**What to do:** For every line in the records that has the word "Alaq", make a copy.

+-------+

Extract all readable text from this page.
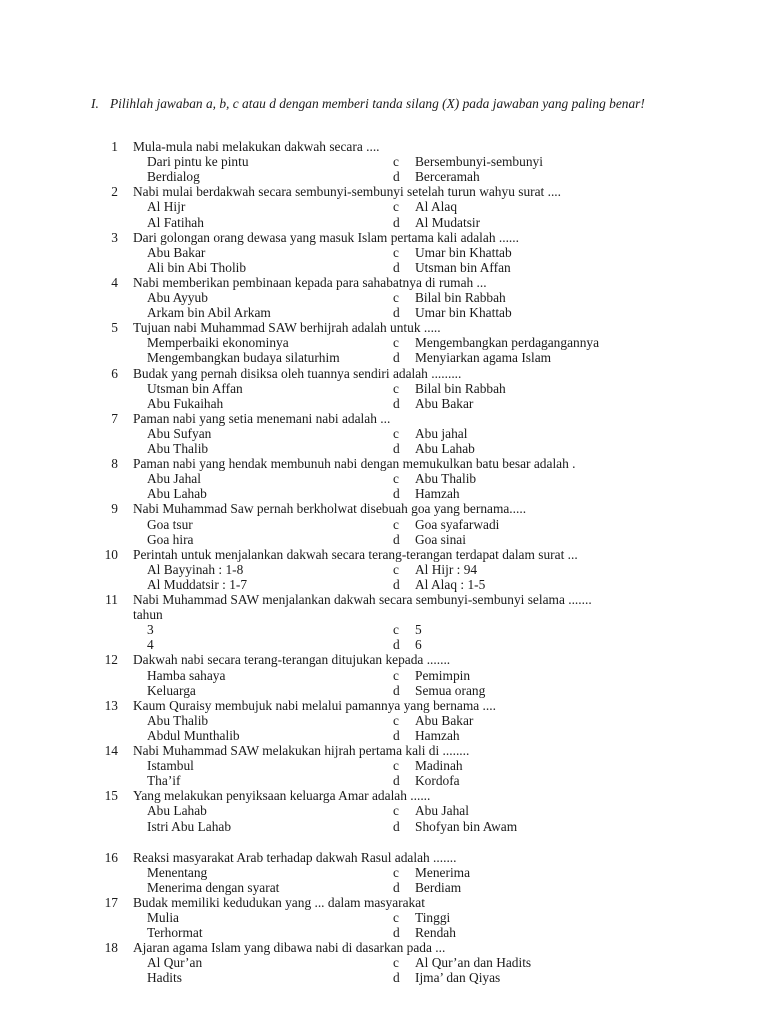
I. Pilihlah jawaban a, b, c atau d dengan memberi tanda silang (X) pada jawaban yang paling benar!
1 Mula-mula nabi melakukan dakwah secara ....
Dari pintu ke pintu	c Bersembunyi-sembunyi
Berdialog	d Berceramah
2 Nabi mulai berdakwah secara sembunyi-sembunyi setelah turun wahyu surat ....
Al Hijr	c Al Alaq
Al Fatihah	d Al Mudatsir
3 Dari golongan orang dewasa yang masuk Islam pertama kali adalah ......
Abu Bakar	c Umar bin Khattab
Ali bin Abi Tholib	d Utsman bin Affan
4 Nabi memberikan pembinaan kepada para sahabatnya di rumah ...
Abu Ayyub	c Bilal bin Rabbah
Arkam bin Abil Arkam	d Umar bin Khattab
5 Tujuan nabi Muhammad SAW berhijrah adalah untuk .....
Memperbaiki ekonominya	c Mengembangkan perdagangannya
Mengembangkan budaya silaturhim	d Menyiarkan agama Islam
6 Budak yang pernah disiksa oleh tuannya sendiri adalah .........
Utsman bin Affan	c Bilal bin Rabbah
Abu Fukaihah	d Abu Bakar
7 Paman nabi yang setia menemani nabi adalah ...
Abu Sufyan	c Abu jahal
Abu Thalib	d Abu Lahab
8 Paman nabi yang hendak membunuh nabi dengan memukulkan batu besar adalah .
Abu Jahal	c Abu Thalib
Abu Lahab	d Hamzah
9 Nabi Muhammad Saw pernah berkholwat disebuah goa yang bernama.....
Goa tsur	c Goa syafarwadi
Goa hira	d Goa sinai
10 Perintah untuk menjalankan dakwah secara terang-terangan terdapat dalam surat ...
Al Bayyinah : 1-8	c Al Hijr : 94
Al Muddatsir : 1-7	d Al Alaq : 1-5
11 Nabi Muhammad SAW menjalankan dakwah secara sembunyi-sembunyi selama .......
tahun
3	c 5
4	d 6
12 Dakwah nabi secara terang-terangan ditujukan kepada .......
Hamba sahaya	c Pemimpin
Keluarga	d Semua orang
13 Kaum Quraisy membujuk nabi melalui pamannya yang bernama ....
Abu Thalib	c Abu Bakar
Abdul Munthalib	d Hamzah
14 Nabi Muhammad SAW melakukan hijrah pertama kali di ........
Istambul	c Madinah
Tha’if	d Kordofa
15 Yang melakukan penyiksaan keluarga Amar adalah ......
Abu Lahab	c Abu Jahal
Istri Abu Lahab	d Shofyan bin Awam
16 Reaksi masyarakat Arab terhadap dakwah Rasul adalah .......
Menentang	c Menerima
Menerima dengan syarat	d Berdiam
17 Budak memiliki kedudukan yang ... dalam masyarakat
Mulia	c Tinggi
Terhormat	d Rendah
18 Ajaran agama Islam yang dibawa nabi di dasarkan pada ...
Al Qur’an	c Al Qur’an dan Hadits
Hadits	d Ijma’ dan Qiyas
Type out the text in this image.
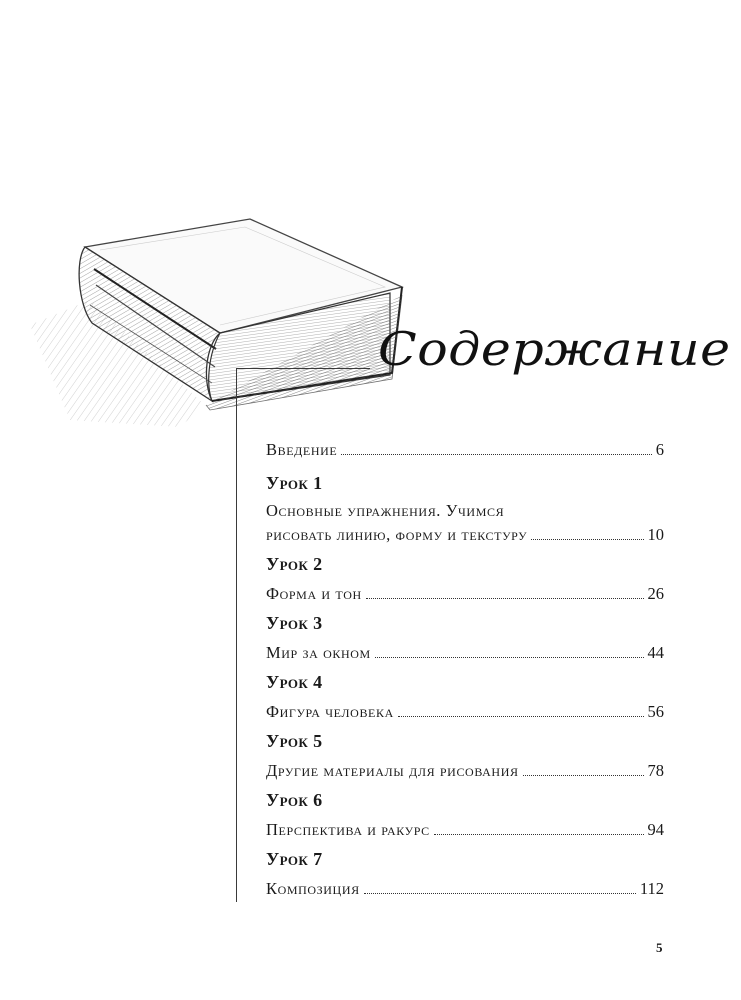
Содержание
Введение	6
Урок 1
Основные упражнения. Учимся
рисовать линию, форму и текстуру	10
Урок 2
Форма и тон	26
Урок 3
Мир за окном	44
Урок 4
Фигура человека	56
Урок 5
Другие материалы для рисования	78
Урок 6
Перспектива и ракурс	94
Урок 7
Композиция	112
5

+-------+

**The reply:**
Al Hijr	c Al Alaq
Al Muddatsir : 1-7	d Al Alaq : 1-5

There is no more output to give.